§ **EXERCISE DESCRIPTION**:
Copy every entry precisely.

§ **Extracted data entries**:
□ □ □ □
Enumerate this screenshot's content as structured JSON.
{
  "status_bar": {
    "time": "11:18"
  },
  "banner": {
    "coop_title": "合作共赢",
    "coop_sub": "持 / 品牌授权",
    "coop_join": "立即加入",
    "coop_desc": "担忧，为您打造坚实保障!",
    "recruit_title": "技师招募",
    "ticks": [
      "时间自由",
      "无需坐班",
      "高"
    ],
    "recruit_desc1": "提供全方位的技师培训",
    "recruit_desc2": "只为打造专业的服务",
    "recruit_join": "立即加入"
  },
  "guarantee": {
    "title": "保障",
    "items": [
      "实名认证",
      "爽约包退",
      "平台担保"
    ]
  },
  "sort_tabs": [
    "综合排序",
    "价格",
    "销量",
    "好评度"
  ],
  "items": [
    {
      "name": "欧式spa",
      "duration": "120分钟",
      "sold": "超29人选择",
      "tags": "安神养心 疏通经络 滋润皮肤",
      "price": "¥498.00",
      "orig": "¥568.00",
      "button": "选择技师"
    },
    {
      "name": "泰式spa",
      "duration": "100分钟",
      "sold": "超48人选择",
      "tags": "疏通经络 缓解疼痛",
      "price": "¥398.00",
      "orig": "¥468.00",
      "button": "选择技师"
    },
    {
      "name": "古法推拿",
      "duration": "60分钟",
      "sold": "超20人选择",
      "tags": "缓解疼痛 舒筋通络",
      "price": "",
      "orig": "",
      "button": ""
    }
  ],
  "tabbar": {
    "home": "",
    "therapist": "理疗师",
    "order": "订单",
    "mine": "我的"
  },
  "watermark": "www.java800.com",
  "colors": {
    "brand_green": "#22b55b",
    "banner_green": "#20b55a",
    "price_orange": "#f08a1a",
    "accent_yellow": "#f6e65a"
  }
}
□ □ □ □
§ **EXPECTED OUTPUT**:
Enumerate this screenshot's content as structured JSON.
{
  "status_bar": {
    "time": "11:18"
  },
  "banner": {
    "coop_title": "合作共赢",
    "coop_sub": "持 / 品牌授权",
    "coop_join": "立即加入",
    "coop_desc": "担忧，为您打造坚实保障!",
    "recruit_title": "技师招募",
    "ticks": [
      "时间自由",
      "无需坐班",
      "高"
    ],
    "recruit_desc1": "提供全方位的技师培训",
    "recruit_desc2": "只为打造专业的服务",
    "recruit_join": "立即加入"
  },
  "guarantee": {
    "title": "保障",
    "items": [
      "实名认证",
      "爽约包退",
      "平台担保"
    ]
  },
  "sort_tabs": [
    "综合排序",
    "价格",
    "销量",
    "好评度"
  ],
  "items": [
    {
      "name": "欧式spa",
      "duration": "120分钟",
      "sold": "超29人选择",
      "tags": "安神养心 疏通经络 滋润皮肤",
      "price": "¥498.00",
      "orig": "¥568.00",
      "button": "选择技师"
    },
    {
      "name": "泰式spa",
      "duration": "100分钟",
      "sold": "超48人选择",
      "tags": "疏通经络 缓解疼痛",
      "price": "¥398.00",
      "orig": "¥468.00",
      "button": "选择技师"
    },
    {
      "name": "古法推拿",
      "duration": "60分钟",
      "sold": "超20人选择",
      "tags": "缓解疼痛 舒筋通络",
      "price": "",
      "orig": "",
      "button": ""
    }
  ],
  "tabbar": {
    "home": "",
    "therapist": "理疗师",
    "order": "订单",
    "mine": "我的"
  },
  "watermark": "www.java800.com",
  "colors": {
    "brand_green": "#22b55b",
    "banner_green": "#20b55a",
    "price_orange": "#f08a1a",
    "accent_yellow": "#f6e65a"
  }
}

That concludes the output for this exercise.